Exercise instructions »
Copy every line of the data that contains the string "this".

Data »

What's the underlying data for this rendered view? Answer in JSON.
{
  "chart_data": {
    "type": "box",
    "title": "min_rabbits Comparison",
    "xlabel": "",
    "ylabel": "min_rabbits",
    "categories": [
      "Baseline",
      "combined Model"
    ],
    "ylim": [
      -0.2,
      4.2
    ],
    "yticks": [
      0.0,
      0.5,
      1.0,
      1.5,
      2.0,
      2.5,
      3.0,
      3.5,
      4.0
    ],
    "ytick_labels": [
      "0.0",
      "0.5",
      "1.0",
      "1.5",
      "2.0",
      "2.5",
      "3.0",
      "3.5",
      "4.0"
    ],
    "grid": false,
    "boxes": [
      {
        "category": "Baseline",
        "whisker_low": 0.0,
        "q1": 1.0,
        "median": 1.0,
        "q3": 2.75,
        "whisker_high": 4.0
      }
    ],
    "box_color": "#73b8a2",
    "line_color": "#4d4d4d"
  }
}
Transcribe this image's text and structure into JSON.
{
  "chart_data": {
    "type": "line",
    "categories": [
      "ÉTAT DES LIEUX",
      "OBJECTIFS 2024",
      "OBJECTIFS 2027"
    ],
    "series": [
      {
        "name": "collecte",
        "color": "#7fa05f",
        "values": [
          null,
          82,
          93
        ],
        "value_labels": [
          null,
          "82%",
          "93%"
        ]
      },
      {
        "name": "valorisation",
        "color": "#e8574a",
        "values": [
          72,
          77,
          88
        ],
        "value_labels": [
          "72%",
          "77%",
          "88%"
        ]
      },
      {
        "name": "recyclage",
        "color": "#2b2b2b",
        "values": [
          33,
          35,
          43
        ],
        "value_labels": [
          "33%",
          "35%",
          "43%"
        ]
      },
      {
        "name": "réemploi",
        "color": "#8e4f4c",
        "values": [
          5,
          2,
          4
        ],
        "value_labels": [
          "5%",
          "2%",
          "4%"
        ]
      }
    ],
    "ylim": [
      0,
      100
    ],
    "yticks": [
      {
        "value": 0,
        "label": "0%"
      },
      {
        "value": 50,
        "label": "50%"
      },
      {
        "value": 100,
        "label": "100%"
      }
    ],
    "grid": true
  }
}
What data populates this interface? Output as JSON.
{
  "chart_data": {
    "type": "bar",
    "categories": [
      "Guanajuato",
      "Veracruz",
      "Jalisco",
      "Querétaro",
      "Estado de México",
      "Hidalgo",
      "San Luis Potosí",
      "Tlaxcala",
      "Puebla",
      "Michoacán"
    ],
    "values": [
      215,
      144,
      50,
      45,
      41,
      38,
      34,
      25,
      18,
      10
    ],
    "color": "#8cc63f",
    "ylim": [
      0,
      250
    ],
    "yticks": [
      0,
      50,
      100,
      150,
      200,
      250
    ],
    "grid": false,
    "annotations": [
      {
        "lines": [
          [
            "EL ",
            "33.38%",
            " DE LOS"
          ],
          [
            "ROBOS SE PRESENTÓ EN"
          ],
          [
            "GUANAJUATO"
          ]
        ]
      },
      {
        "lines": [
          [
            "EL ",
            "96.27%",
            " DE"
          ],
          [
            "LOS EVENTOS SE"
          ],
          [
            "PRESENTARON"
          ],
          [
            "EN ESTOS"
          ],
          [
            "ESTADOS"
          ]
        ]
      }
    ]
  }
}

Worked answer »
What's the underlying data for this rendered view? Answer in JSON.
Transcribe this image's text and structure into JSON.
What data populates this interface? Output as JSON.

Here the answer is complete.